§ **Work to be completed**: Set down all of the data that follows word for word, without the images.

§ **Saved data entries**:
--- start ---
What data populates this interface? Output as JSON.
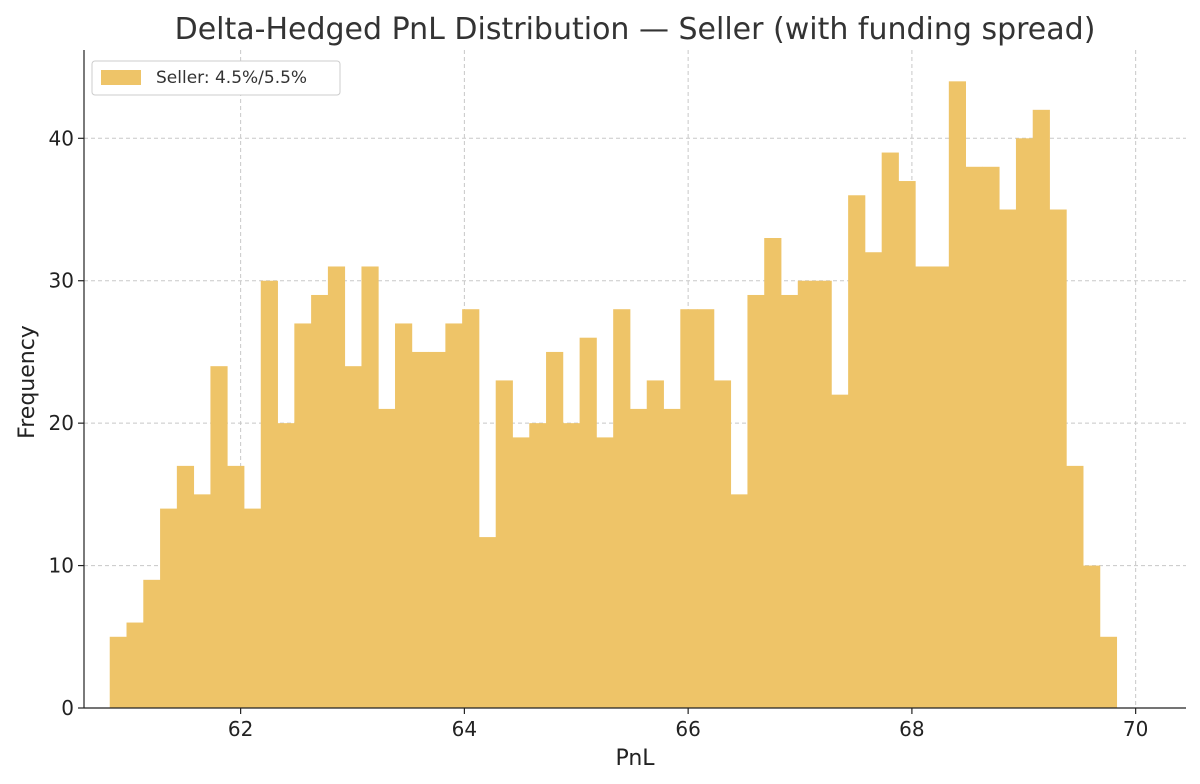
{
  "chart_data": {
    "type": "bar",
    "title": "Delta-Hedged PnL Distribution — Seller (with funding spread)",
    "xlabel": "PnL",
    "ylabel": "Frequency",
    "xlim": [
      60.6,
      70.45
    ],
    "ylim": [
      0,
      46.2
    ],
    "xticks": [
      62,
      64,
      66,
      68,
      70
    ],
    "yticks": [
      0,
      10,
      20,
      30,
      40
    ],
    "grid": true,
    "legend_position": "top-left",
    "bar_color": "#eec468",
    "series": [
      {
        "name": "Seller: 4.5%/5.5%",
        "bin_start": 60.83,
        "bin_width": 0.15,
        "values": [
          5,
          6,
          9,
          14,
          17,
          15,
          24,
          17,
          14,
          30,
          20,
          27,
          29,
          31,
          24,
          31,
          21,
          27,
          25,
          25,
          27,
          28,
          12,
          23,
          19,
          20,
          25,
          20,
          26,
          19,
          28,
          21,
          23,
          21,
          28,
          28,
          23,
          15,
          29,
          33,
          29,
          30,
          30,
          22,
          36,
          32,
          39,
          37,
          31,
          31,
          44,
          38,
          38,
          35,
          40,
          42,
          35,
          17,
          10,
          5
        ]
      }
    ]
  }
}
--- end ---
§ **Task result**:
What data populates this interface? Output as JSON.
{
  "chart_data": {
    "type": "bar",
    "title": "Delta-Hedged PnL Distribution — Seller (with funding spread)",
    "xlabel": "PnL",
    "ylabel": "Frequency",
    "xlim": [
      60.6,
      70.45
    ],
    "ylim": [
      0,
      46.2
    ],
    "xticks": [
      62,
      64,
      66,
      68,
      70
    ],
    "yticks": [
      0,
      10,
      20,
      30,
      40
    ],
    "grid": true,
    "legend_position": "top-left",
    "bar_color": "#eec468",
    "series": [
      {
        "name": "Seller: 4.5%/5.5%",
        "bin_start": 60.83,
        "bin_width": 0.15,
        "values": [
          5,
          6,
          9,
          14,
          17,
          15,
          24,
          17,
          14,
          30,
          20,
          27,
          29,
          31,
          24,
          31,
          21,
          27,
          25,
          25,
          27,
          28,
          12,
          23,
          19,
          20,
          25,
          20,
          26,
          19,
          28,
          21,
          23,
          21,
          28,
          28,
          23,
          15,
          29,
          33,
          29,
          30,
          30,
          22,
          36,
          32,
          39,
          37,
          31,
          31,
          44,
          38,
          38,
          35,
          40,
          42,
          35,
          17,
          10,
          5
        ]
      }
    ]
  }
}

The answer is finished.